=== Task to carry out ===
Below is a listing to write out in full, exactly as given, without its pictures.

######

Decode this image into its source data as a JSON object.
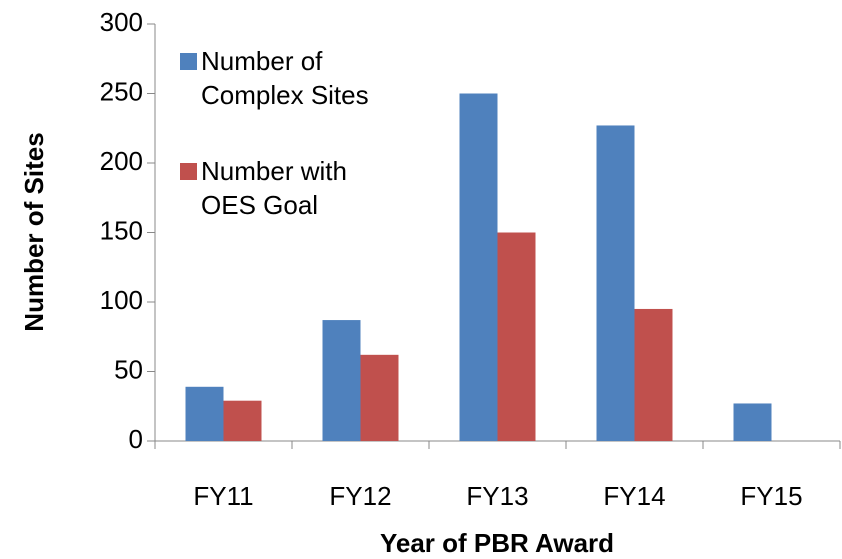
{
  "chart_data": {
    "type": "bar",
    "categories": [
      "FY11",
      "FY12",
      "FY13",
      "FY14",
      "FY15"
    ],
    "series": [
      {
        "name": "Number of Complex Sites",
        "color": "#4f81bd",
        "values": [
          39,
          87,
          250,
          227,
          27
        ]
      },
      {
        "name": "Number with OES Goal",
        "color": "#c0504d",
        "values": [
          29,
          62,
          150,
          95,
          null
        ]
      }
    ],
    "ylim": [
      0,
      300
    ],
    "yticks": [
      0,
      50,
      100,
      150,
      200,
      250,
      300
    ],
    "ylabel": "Number of Sites",
    "xlabel": "Year of PBR Award",
    "legend": "upper left"
  }
}
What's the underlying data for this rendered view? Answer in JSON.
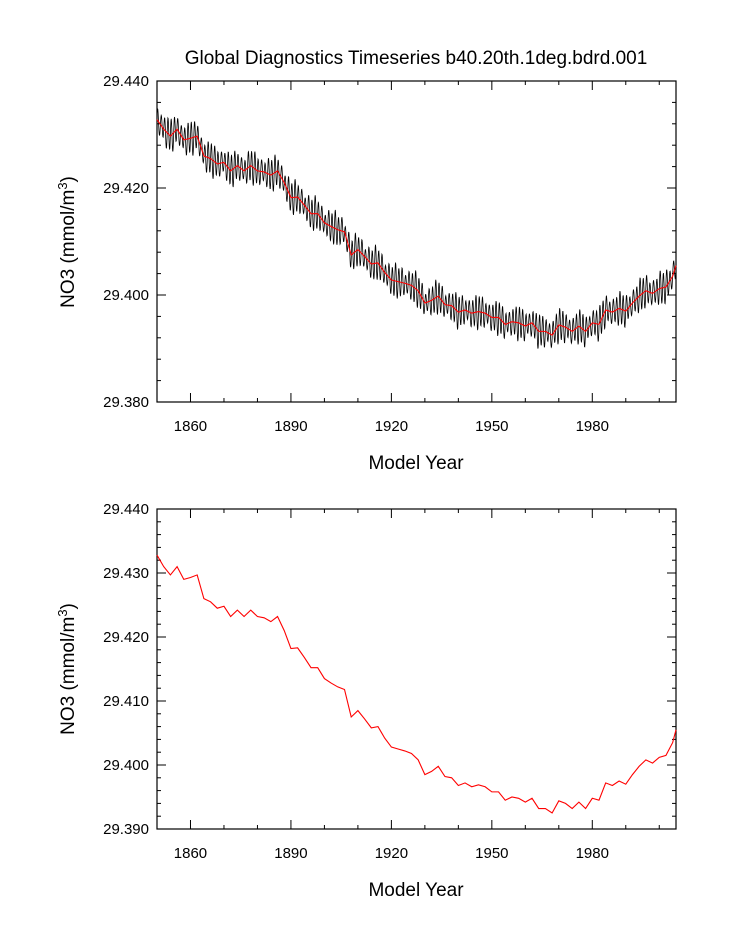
{
  "title": "Global Diagnostics Timeseries b40.20th.1deg.bdrd.001",
  "colors": {
    "monthly": "#000000",
    "annual": "#ff0000",
    "axes": "#000000"
  },
  "chart_data": [
    {
      "type": "line",
      "name": "top",
      "xlabel": "Model Year",
      "ylabel_base": "NO3 (mmol/m",
      "ylabel_sup": "3",
      "ylabel_tail": ")",
      "xlim": [
        1850,
        2005
      ],
      "ylim": [
        29.38,
        29.44
      ],
      "xticks": [
        1860,
        1890,
        1920,
        1950,
        1980
      ],
      "xtick_labels": [
        "1860",
        "1890",
        "1920",
        "1950",
        "1980"
      ],
      "yticks": [
        29.38,
        29.4,
        29.42,
        29.44
      ],
      "ytick_labels": [
        "29.380",
        "29.400",
        "29.420",
        "29.440"
      ],
      "series": [
        {
          "name": "monthly",
          "color": "#000000",
          "cycle_amplitude": 0.0025,
          "x_start": 1850,
          "x_end": 2005,
          "x_step_years": 0.0833333,
          "follows": "annual"
        },
        {
          "name": "annual",
          "color": "#ff0000",
          "follows": "annual"
        }
      ]
    },
    {
      "type": "line",
      "name": "bottom",
      "xlabel": "Model Year",
      "ylabel_base": "NO3 (mmol/m",
      "ylabel_sup": "3",
      "ylabel_tail": ")",
      "xlim": [
        1850,
        2005
      ],
      "ylim": [
        29.39,
        29.44
      ],
      "xticks": [
        1860,
        1890,
        1920,
        1950,
        1980
      ],
      "xtick_labels": [
        "1860",
        "1890",
        "1920",
        "1950",
        "1980"
      ],
      "yticks": [
        29.39,
        29.4,
        29.41,
        29.42,
        29.43,
        29.44
      ],
      "ytick_labels": [
        "29.390",
        "29.400",
        "29.410",
        "29.420",
        "29.430",
        "29.440"
      ],
      "series": [
        {
          "name": "annual",
          "color": "#ff0000",
          "follows": "annual"
        }
      ]
    }
  ],
  "annual": {
    "x": [
      1850,
      1852,
      1854,
      1856,
      1858,
      1860,
      1862,
      1864,
      1866,
      1868,
      1870,
      1872,
      1874,
      1876,
      1878,
      1880,
      1882,
      1884,
      1886,
      1888,
      1890,
      1892,
      1894,
      1896,
      1898,
      1900,
      1902,
      1904,
      1906,
      1908,
      1910,
      1912,
      1914,
      1916,
      1918,
      1920,
      1922,
      1924,
      1926,
      1928,
      1930,
      1932,
      1934,
      1936,
      1938,
      1940,
      1942,
      1944,
      1946,
      1948,
      1950,
      1952,
      1954,
      1956,
      1958,
      1960,
      1962,
      1964,
      1966,
      1968,
      1970,
      1972,
      1974,
      1976,
      1978,
      1980,
      1982,
      1984,
      1986,
      1988,
      1990,
      1992,
      1994,
      1996,
      1998,
      2000,
      2002,
      2004,
      2005
    ],
    "y": [
      29.4328,
      29.431,
      29.4297,
      29.431,
      29.429,
      29.4293,
      29.4297,
      29.426,
      29.4255,
      29.4245,
      29.4248,
      29.4232,
      29.4242,
      29.4232,
      29.4242,
      29.4232,
      29.423,
      29.4224,
      29.4232,
      29.421,
      29.4182,
      29.4183,
      29.4168,
      29.4152,
      29.4152,
      29.4135,
      29.4128,
      29.4122,
      29.4118,
      29.4075,
      29.4085,
      29.4072,
      29.4058,
      29.406,
      29.4042,
      29.4028,
      29.4025,
      29.4022,
      29.4018,
      29.4008,
      29.3985,
      29.399,
      29.3998,
      29.3982,
      29.398,
      29.3968,
      29.3972,
      29.3966,
      29.3969,
      29.3966,
      29.3958,
      29.3958,
      29.3945,
      29.395,
      29.3948,
      29.3942,
      29.3948,
      29.3932,
      29.3932,
      29.3925,
      29.3944,
      29.394,
      29.3932,
      29.3942,
      29.3932,
      29.3948,
      29.3945,
      29.3972,
      29.3968,
      29.3975,
      29.397,
      29.3985,
      29.3998,
      29.4008,
      29.4003,
      29.4012,
      29.4015,
      29.4035,
      29.4055
    ]
  }
}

######

=== Solved exercise ===
Decode this image into its source data as a JSON object.
{
  "chart_data": {
    "type": "bar",
    "categories": [
      "FY11",
      "FY12",
      "FY13",
      "FY14",
      "FY15"
    ],
    "series": [
      {
        "name": "Number of Complex Sites",
        "color": "#4f81bd",
        "values": [
          39,
          87,
          250,
          227,
          27
        ]
      },
      {
        "name": "Number with OES Goal",
        "color": "#c0504d",
        "values": [
          29,
          62,
          150,
          95,
          null
        ]
      }
    ],
    "ylim": [
      0,
      300
    ],
    "yticks": [
      0,
      50,
      100,
      150,
      200,
      250,
      300
    ],
    "ylabel": "Number of Sites",
    "xlabel": "Year of PBR Award",
    "legend": "upper left"
  }
}
What's the underlying data for this rendered view? Answer in JSON.
{
  "title": "Global Diagnostics Timeseries b40.20th.1deg.bdrd.001",
  "colors": {
    "monthly": "#000000",
    "annual": "#ff0000",
    "axes": "#000000"
  },
  "chart_data": [
    {
      "type": "line",
      "name": "top",
      "xlabel": "Model Year",
      "ylabel_base": "NO3 (mmol/m",
      "ylabel_sup": "3",
      "ylabel_tail": ")",
      "xlim": [
        1850,
        2005
      ],
      "ylim": [
        29.38,
        29.44
      ],
      "xticks": [
        1860,
        1890,
        1920,
        1950,
        1980
      ],
      "xtick_labels": [
        "1860",
        "1890",
        "1920",
        "1950",
        "1980"
      ],
      "yticks": [
        29.38,
        29.4,
        29.42,
        29.44
      ],
      "ytick_labels": [
        "29.380",
        "29.400",
        "29.420",
        "29.440"
      ],
      "series": [
        {
          "name": "monthly",
          "color": "#000000",
          "cycle_amplitude": 0.0025,
          "x_start": 1850,
          "x_end": 2005,
          "x_step_years": 0.0833333,
          "follows": "annual"
        },
        {
          "name": "annual",
          "color": "#ff0000",
          "follows": "annual"
        }
      ]
    },
    {
      "type": "line",
      "name": "bottom",
      "xlabel": "Model Year",
      "ylabel_base": "NO3 (mmol/m",
      "ylabel_sup": "3",
      "ylabel_tail": ")",
      "xlim": [
        1850,
        2005
      ],
      "ylim": [
        29.39,
        29.44
      ],
      "xticks": [
        1860,
        1890,
        1920,
        1950,
        1980
      ],
      "xtick_labels": [
        "1860",
        "1890",
        "1920",
        "1950",
        "1980"
      ],
      "yticks": [
        29.39,
        29.4,
        29.41,
        29.42,
        29.43,
        29.44
      ],
      "ytick_labels": [
        "29.390",
        "29.400",
        "29.410",
        "29.420",
        "29.430",
        "29.440"
      ],
      "series": [
        {
          "name": "annual",
          "color": "#ff0000",
          "follows": "annual"
        }
      ]
    }
  ],
  "annual": {
    "x": [
      1850,
      1852,
      1854,
      1856,
      1858,
      1860,
      1862,
      1864,
      1866,
      1868,
      1870,
      1872,
      1874,
      1876,
      1878,
      1880,
      1882,
      1884,
      1886,
      1888,
      1890,
      1892,
      1894,
      1896,
      1898,
      1900,
      1902,
      1904,
      1906,
      1908,
      1910,
      1912,
      1914,
      1916,
      1918,
      1920,
      1922,
      1924,
      1926,
      1928,
      1930,
      1932,
      1934,
      1936,
      1938,
      1940,
      1942,
      1944,
      1946,
      1948,
      1950,
      1952,
      1954,
      1956,
      1958,
      1960,
      1962,
      1964,
      1966,
      1968,
      1970,
      1972,
      1974,
      1976,
      1978,
      1980,
      1982,
      1984,
      1986,
      1988,
      1990,
      1992,
      1994,
      1996,
      1998,
      2000,
      2002,
      2004,
      2005
    ],
    "y": [
      29.4328,
      29.431,
      29.4297,
      29.431,
      29.429,
      29.4293,
      29.4297,
      29.426,
      29.4255,
      29.4245,
      29.4248,
      29.4232,
      29.4242,
      29.4232,
      29.4242,
      29.4232,
      29.423,
      29.4224,
      29.4232,
      29.421,
      29.4182,
      29.4183,
      29.4168,
      29.4152,
      29.4152,
      29.4135,
      29.4128,
      29.4122,
      29.4118,
      29.4075,
      29.4085,
      29.4072,
      29.4058,
      29.406,
      29.4042,
      29.4028,
      29.4025,
      29.4022,
      29.4018,
      29.4008,
      29.3985,
      29.399,
      29.3998,
      29.3982,
      29.398,
      29.3968,
      29.3972,
      29.3966,
      29.3969,
      29.3966,
      29.3958,
      29.3958,
      29.3945,
      29.395,
      29.3948,
      29.3942,
      29.3948,
      29.3932,
      29.3932,
      29.3925,
      29.3944,
      29.394,
      29.3932,
      29.3942,
      29.3932,
      29.3948,
      29.3945,
      29.3972,
      29.3968,
      29.3975,
      29.397,
      29.3985,
      29.3998,
      29.4008,
      29.4003,
      29.4012,
      29.4015,
      29.4035,
      29.4055
    ]
  }
}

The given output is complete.